SHORT TASK:
Each line in the entries below that holds the string "type" is to be listed.

LISTED ENTRIES:
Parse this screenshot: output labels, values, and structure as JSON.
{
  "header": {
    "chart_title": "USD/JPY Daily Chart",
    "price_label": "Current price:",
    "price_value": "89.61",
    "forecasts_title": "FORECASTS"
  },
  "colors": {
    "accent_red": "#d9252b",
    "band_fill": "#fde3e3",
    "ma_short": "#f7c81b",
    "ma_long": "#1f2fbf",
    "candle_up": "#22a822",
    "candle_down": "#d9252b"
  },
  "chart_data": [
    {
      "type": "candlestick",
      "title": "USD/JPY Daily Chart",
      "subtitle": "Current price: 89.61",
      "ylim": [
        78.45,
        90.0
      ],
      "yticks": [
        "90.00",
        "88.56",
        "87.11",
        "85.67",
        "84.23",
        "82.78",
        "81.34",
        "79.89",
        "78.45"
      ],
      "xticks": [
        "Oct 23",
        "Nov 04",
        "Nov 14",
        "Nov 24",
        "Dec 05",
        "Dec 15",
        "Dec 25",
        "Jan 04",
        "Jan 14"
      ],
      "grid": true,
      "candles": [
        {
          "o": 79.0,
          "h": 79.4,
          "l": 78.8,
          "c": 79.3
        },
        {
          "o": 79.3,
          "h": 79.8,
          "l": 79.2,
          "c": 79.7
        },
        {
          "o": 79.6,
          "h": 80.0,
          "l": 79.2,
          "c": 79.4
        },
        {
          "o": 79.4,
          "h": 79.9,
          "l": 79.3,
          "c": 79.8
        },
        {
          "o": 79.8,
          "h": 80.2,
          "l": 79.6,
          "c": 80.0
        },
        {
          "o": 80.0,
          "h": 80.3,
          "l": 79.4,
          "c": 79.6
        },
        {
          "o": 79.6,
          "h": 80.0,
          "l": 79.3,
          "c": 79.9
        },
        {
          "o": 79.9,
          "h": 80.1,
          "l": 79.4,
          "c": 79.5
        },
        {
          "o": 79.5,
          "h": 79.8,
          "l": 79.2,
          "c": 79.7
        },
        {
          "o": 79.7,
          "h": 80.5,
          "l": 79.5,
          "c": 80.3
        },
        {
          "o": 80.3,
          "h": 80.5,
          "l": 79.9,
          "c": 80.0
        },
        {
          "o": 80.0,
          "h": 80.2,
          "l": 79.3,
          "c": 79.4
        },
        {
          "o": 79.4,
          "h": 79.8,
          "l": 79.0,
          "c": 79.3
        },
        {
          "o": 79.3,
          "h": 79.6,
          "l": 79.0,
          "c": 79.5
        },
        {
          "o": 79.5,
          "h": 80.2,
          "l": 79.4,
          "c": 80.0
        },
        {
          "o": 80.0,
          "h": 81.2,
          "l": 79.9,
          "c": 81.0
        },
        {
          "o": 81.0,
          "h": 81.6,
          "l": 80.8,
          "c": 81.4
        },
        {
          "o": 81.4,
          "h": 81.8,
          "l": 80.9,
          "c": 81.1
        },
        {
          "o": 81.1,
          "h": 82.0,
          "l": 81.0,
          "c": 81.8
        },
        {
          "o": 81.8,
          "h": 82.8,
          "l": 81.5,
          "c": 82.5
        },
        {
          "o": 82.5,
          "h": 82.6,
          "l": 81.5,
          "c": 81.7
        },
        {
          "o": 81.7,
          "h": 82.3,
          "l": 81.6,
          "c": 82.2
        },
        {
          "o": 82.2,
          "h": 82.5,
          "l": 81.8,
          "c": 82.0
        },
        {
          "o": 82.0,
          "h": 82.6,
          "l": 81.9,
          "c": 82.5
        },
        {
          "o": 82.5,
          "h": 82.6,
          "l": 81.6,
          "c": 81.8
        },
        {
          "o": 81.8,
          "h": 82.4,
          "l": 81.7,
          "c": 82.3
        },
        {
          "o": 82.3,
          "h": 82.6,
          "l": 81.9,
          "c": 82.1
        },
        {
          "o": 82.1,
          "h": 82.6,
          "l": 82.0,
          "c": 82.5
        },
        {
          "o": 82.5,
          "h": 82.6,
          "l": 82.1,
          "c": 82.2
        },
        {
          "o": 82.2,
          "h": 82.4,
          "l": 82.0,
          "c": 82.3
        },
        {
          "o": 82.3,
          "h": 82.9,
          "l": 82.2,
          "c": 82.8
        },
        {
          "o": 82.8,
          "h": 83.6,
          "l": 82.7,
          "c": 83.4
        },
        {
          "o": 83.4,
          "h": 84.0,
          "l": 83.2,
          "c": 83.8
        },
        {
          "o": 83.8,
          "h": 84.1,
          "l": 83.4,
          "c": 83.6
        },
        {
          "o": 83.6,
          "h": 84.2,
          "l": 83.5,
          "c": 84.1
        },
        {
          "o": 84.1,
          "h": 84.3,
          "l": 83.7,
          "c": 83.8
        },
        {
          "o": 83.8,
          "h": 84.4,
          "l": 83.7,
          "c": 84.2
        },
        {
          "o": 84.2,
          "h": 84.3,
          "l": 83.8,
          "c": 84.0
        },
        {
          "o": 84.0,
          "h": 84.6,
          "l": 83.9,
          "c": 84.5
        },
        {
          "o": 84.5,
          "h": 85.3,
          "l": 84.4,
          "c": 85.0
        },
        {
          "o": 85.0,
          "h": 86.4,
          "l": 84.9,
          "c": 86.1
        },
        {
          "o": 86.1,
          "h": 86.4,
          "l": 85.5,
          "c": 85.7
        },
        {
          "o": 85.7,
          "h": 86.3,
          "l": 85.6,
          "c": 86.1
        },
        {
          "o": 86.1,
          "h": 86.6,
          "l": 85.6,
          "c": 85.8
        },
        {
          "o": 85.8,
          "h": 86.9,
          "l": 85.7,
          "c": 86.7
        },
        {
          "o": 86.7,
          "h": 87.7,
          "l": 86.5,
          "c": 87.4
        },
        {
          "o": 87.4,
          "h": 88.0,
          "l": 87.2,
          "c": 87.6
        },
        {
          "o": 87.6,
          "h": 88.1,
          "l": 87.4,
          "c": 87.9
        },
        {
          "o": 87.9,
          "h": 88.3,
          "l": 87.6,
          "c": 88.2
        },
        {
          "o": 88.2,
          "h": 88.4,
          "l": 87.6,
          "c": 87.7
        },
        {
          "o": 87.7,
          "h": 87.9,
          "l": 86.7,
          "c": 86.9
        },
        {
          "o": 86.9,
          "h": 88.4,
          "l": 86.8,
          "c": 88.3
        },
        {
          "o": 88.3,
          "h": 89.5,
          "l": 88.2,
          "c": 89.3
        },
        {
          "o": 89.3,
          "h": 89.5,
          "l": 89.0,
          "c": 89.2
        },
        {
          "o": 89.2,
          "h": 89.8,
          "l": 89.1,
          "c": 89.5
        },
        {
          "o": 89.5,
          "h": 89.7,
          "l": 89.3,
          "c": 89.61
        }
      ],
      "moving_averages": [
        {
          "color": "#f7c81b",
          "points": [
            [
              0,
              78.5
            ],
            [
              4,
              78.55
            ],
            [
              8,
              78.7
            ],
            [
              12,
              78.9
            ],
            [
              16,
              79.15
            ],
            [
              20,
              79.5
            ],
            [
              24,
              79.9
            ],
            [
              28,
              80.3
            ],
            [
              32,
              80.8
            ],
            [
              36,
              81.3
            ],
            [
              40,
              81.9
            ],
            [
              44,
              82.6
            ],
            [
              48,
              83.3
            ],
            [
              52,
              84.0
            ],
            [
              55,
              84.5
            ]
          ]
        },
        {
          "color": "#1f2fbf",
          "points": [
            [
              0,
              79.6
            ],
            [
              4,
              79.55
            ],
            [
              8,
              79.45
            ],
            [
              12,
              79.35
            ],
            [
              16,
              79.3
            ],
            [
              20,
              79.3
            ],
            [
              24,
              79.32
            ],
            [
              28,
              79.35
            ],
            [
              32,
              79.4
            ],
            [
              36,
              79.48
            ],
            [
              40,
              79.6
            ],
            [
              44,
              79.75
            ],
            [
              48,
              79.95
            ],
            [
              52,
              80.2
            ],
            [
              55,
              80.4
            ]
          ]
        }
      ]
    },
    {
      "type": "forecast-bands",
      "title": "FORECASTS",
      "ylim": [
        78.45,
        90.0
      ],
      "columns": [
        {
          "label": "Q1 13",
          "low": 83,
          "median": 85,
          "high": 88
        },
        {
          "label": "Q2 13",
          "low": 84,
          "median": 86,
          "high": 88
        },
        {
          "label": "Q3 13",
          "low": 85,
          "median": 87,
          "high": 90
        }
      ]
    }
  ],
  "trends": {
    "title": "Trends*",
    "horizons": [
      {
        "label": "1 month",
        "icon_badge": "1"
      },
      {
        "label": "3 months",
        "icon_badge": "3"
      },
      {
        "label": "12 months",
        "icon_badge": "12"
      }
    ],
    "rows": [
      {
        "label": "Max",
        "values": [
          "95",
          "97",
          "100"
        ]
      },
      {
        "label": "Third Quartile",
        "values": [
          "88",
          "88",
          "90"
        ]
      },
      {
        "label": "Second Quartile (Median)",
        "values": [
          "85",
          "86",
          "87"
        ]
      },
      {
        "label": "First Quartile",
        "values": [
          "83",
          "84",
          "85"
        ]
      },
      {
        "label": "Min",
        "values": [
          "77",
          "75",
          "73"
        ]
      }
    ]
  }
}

TASK ANSWER:
      "type": "candlestick",
      "type": "forecast-bands",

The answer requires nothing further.